## To be done
Check each line of the entries below for the string "this"; copy every line where it appears.

(Excerpt from a dataset)
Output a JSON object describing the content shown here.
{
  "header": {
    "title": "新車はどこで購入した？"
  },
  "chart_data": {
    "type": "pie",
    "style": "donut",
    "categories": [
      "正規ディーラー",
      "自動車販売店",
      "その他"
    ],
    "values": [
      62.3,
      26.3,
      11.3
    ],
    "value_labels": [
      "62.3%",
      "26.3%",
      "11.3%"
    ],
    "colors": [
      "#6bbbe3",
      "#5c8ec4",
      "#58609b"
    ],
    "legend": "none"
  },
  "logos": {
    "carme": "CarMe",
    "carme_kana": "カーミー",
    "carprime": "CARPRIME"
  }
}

--

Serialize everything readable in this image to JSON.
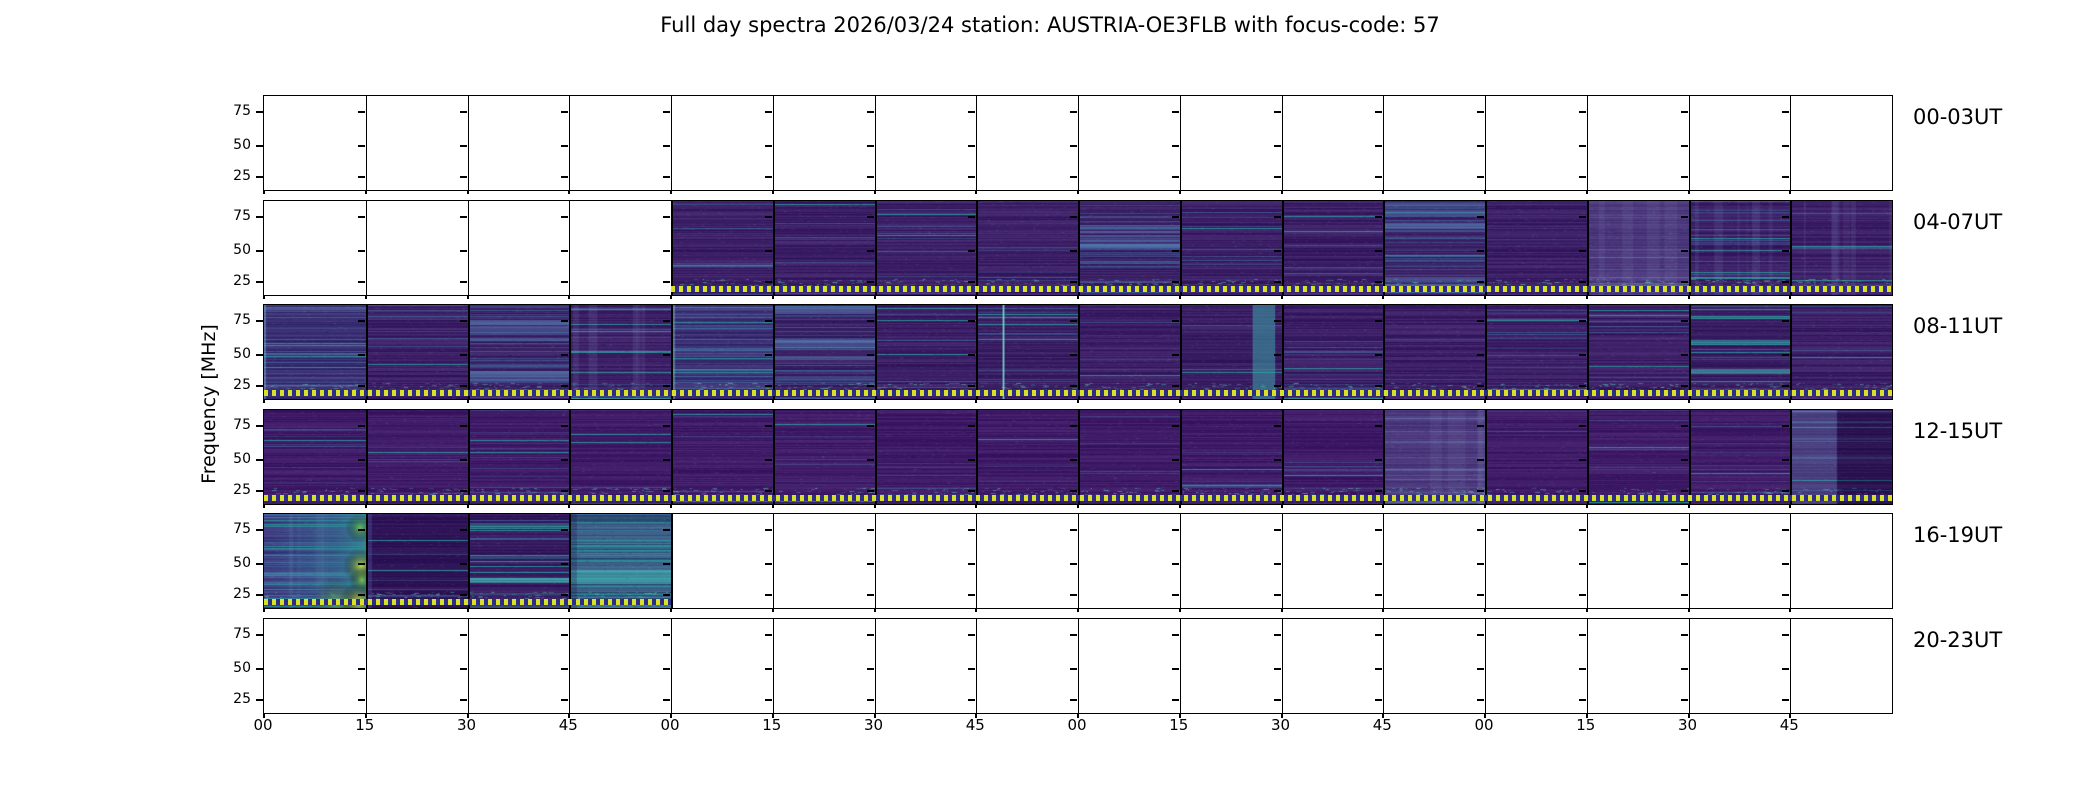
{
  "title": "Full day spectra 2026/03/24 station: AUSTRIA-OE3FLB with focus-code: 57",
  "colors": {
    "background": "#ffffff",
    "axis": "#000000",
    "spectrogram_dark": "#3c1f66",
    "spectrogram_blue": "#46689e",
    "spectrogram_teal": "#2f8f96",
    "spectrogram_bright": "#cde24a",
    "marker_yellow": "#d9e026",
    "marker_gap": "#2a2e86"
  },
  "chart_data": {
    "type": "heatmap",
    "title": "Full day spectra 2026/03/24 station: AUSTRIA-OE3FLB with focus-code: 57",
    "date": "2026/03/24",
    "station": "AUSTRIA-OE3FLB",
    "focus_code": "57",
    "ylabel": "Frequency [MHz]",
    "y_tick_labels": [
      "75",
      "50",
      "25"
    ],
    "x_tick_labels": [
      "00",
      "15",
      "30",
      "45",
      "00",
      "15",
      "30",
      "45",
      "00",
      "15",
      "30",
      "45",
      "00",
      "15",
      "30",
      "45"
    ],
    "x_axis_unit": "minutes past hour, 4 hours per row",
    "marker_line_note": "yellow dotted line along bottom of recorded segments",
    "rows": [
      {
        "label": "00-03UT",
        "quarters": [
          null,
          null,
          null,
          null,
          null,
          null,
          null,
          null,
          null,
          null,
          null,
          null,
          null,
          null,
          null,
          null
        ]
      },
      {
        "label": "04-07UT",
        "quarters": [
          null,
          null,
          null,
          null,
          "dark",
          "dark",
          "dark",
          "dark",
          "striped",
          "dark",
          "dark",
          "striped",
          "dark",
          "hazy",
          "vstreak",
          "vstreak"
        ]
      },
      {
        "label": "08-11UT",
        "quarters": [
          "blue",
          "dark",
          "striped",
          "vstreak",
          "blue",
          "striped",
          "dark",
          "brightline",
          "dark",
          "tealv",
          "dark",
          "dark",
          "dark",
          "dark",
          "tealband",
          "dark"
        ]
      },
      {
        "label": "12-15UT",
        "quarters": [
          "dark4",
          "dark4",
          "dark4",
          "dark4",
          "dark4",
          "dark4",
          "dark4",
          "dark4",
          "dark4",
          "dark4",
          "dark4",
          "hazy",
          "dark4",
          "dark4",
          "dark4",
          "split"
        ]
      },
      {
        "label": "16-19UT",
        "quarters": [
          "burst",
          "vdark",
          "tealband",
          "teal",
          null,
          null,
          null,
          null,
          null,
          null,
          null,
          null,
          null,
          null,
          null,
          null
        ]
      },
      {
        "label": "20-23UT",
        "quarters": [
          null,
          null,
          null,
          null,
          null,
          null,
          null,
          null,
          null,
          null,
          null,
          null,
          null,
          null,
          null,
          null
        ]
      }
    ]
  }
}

---

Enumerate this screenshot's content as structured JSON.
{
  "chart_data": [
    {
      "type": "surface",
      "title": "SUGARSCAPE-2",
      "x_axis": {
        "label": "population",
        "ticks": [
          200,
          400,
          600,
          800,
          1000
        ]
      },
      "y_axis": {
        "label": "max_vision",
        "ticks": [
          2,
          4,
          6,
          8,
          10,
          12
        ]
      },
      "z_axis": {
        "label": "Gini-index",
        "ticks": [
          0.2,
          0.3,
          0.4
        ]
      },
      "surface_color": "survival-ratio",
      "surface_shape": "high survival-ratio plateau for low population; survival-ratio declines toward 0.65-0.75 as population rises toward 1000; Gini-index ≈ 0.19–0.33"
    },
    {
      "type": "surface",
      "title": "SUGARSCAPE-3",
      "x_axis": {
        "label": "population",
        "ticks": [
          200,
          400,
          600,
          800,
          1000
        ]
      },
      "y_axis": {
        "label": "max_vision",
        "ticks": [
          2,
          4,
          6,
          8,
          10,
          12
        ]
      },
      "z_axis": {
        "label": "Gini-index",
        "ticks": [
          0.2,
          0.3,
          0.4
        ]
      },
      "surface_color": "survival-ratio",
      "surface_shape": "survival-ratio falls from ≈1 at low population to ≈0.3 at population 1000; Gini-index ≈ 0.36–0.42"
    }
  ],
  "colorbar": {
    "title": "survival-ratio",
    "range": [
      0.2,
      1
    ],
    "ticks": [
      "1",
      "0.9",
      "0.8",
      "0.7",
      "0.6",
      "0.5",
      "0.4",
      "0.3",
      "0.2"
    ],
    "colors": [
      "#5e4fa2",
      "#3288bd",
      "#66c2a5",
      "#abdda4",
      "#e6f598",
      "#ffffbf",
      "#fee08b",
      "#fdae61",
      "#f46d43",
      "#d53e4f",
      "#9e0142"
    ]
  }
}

## Answer
Serialize everything readable in this image to JSON.
Enumerate this screenshot's content as structured JSON.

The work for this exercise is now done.